(Dataset entries)

────

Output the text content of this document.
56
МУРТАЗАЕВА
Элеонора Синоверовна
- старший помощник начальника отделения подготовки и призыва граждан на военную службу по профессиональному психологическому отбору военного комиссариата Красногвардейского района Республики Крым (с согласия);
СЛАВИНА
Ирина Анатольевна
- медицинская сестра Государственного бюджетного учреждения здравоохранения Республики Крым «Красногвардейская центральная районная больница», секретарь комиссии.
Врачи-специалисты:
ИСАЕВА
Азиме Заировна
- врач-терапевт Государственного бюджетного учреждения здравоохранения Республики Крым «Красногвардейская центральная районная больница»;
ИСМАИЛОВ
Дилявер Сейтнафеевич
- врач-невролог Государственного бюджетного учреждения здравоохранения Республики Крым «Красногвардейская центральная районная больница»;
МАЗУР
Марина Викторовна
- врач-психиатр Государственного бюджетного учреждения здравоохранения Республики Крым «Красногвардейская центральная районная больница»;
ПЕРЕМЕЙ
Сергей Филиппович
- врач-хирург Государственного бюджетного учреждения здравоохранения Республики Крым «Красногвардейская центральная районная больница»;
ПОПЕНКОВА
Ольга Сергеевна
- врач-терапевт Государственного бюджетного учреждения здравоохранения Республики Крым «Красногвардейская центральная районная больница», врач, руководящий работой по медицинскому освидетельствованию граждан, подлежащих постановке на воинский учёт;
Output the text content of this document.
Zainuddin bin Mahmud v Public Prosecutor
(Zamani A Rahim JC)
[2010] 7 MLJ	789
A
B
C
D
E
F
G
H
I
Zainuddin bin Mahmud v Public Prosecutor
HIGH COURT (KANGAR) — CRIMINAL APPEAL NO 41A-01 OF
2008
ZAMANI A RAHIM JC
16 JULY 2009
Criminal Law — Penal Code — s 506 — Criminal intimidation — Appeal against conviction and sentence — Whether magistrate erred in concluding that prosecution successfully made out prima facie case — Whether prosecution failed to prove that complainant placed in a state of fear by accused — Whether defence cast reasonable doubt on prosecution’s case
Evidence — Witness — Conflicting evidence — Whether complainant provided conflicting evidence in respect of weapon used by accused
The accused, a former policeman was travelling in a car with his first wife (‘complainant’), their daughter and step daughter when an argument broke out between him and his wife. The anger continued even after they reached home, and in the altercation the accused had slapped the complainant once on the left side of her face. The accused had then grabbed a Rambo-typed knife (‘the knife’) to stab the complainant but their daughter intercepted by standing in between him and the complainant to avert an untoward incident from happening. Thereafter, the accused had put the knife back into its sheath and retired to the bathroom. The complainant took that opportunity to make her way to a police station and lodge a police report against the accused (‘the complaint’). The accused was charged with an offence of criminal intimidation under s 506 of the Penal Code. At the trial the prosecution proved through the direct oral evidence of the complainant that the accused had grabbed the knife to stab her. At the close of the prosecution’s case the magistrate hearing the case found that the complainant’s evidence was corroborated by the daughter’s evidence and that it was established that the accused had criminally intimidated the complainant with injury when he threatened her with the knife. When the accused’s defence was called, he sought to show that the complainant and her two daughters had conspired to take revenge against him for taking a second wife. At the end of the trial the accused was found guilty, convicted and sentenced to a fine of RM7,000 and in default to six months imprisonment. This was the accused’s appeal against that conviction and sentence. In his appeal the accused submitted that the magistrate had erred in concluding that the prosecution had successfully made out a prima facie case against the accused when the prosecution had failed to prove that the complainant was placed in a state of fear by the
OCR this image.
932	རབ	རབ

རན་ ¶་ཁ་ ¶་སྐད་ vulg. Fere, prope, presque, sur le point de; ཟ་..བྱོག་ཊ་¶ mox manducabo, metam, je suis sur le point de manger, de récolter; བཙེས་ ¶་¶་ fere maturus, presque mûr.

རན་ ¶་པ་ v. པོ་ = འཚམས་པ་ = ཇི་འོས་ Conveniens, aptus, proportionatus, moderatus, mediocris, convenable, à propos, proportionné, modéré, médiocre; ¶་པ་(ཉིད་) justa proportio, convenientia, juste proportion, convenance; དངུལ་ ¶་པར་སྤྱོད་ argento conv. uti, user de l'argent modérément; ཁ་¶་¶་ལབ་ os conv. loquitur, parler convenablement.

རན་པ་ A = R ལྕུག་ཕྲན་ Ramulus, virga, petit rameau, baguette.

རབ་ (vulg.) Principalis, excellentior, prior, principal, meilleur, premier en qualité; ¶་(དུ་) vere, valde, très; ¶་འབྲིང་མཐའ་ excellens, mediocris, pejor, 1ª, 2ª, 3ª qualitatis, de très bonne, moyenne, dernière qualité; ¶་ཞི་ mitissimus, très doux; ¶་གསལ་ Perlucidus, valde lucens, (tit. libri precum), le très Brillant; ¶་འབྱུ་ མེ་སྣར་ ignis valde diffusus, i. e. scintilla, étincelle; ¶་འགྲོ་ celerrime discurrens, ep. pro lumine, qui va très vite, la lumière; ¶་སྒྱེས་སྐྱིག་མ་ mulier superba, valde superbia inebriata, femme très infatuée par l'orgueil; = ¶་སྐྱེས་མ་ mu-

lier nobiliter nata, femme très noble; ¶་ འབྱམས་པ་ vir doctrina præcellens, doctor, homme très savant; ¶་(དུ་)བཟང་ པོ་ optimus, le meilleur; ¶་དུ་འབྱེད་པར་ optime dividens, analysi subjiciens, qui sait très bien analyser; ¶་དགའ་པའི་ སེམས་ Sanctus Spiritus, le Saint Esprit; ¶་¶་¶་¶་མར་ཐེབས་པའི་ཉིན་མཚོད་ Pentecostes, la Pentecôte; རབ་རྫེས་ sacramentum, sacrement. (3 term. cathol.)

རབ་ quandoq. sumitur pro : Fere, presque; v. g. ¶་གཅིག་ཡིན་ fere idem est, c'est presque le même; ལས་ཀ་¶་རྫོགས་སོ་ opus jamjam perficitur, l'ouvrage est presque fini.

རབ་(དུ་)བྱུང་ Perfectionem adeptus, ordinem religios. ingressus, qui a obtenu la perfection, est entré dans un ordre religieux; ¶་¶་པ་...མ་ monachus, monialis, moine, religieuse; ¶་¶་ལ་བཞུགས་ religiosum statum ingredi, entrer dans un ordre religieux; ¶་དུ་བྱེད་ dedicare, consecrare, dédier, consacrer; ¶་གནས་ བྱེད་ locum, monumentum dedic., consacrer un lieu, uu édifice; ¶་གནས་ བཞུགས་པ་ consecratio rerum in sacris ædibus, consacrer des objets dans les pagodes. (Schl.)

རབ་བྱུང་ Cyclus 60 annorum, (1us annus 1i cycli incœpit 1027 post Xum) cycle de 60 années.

────

## WHAT TO PRODUCE
Read through the lines above and collect those that contain the string "presque".

## ANSWER TO THE TASK
རན་ ¶་ཁ་ ¶་སྐད་ vulg. Fere, prope, presque, sur le point de; ཟ་..བྱོག་ཊ་¶ mox manducabo, metam, je suis sur le point de manger, de récolter; བཙེས་ ¶་¶་ fere maturus, presque mûr.
རབ་ quandoq. sumitur pro : Fere, presque; v. g. ¶་གཅིག་ཡིན་ fere idem est, c'est presque le même; ལས་ཀ་¶་རྫོགས་སོ་ opus jamjam perficitur, l'ouvrage est presque fini.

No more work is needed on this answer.